— Begin —

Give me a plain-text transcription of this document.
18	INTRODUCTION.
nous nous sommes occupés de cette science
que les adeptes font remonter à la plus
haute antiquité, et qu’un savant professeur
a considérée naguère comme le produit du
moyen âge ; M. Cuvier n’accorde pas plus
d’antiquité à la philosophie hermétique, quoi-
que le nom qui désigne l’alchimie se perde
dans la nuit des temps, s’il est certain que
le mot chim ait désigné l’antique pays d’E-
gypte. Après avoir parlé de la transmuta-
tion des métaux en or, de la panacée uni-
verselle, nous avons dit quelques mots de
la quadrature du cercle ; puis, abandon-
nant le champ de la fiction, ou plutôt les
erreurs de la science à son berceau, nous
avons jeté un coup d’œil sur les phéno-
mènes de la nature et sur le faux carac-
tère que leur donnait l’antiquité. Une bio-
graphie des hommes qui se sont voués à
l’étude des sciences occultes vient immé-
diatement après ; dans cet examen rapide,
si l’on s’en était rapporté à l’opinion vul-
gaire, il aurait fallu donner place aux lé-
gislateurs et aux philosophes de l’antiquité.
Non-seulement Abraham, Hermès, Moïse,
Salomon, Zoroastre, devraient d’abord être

— End —

» Written instruction
Reproduce the material precisely, including every line.

» Result
Give me a plain-text transcription of this document.
18	INTRODUCTION.
nous nous sommes occupés de cette science
que les adeptes font remonter à la plus
haute antiquité, et qu’un savant professeur
a considérée naguère comme le produit du
moyen âge ; M. Cuvier n’accorde pas plus
d’antiquité à la philosophie hermétique, quoi-
que le nom qui désigne l’alchimie se perde
dans la nuit des temps, s’il est certain que
le mot chim ait désigné l’antique pays d’E-
gypte. Après avoir parlé de la transmuta-
tion des métaux en or, de la panacée uni-
verselle, nous avons dit quelques mots de
la quadrature du cercle ; puis, abandon-
nant le champ de la fiction, ou plutôt les
erreurs de la science à son berceau, nous
avons jeté un coup d’œil sur les phéno-
mènes de la nature et sur le faux carac-
tère que leur donnait l’antiquité. Une bio-
graphie des hommes qui se sont voués à
l’étude des sciences occultes vient immé-
diatement après ; dans cet examen rapide,
si l’on s’en était rapporté à l’opinion vul-
gaire, il aurait fallu donner place aux lé-
gislateurs et aux philosophes de l’antiquité.
Non-seulement Abraham, Hermès, Moïse,
Salomon, Zoroastre, devraient d’abord être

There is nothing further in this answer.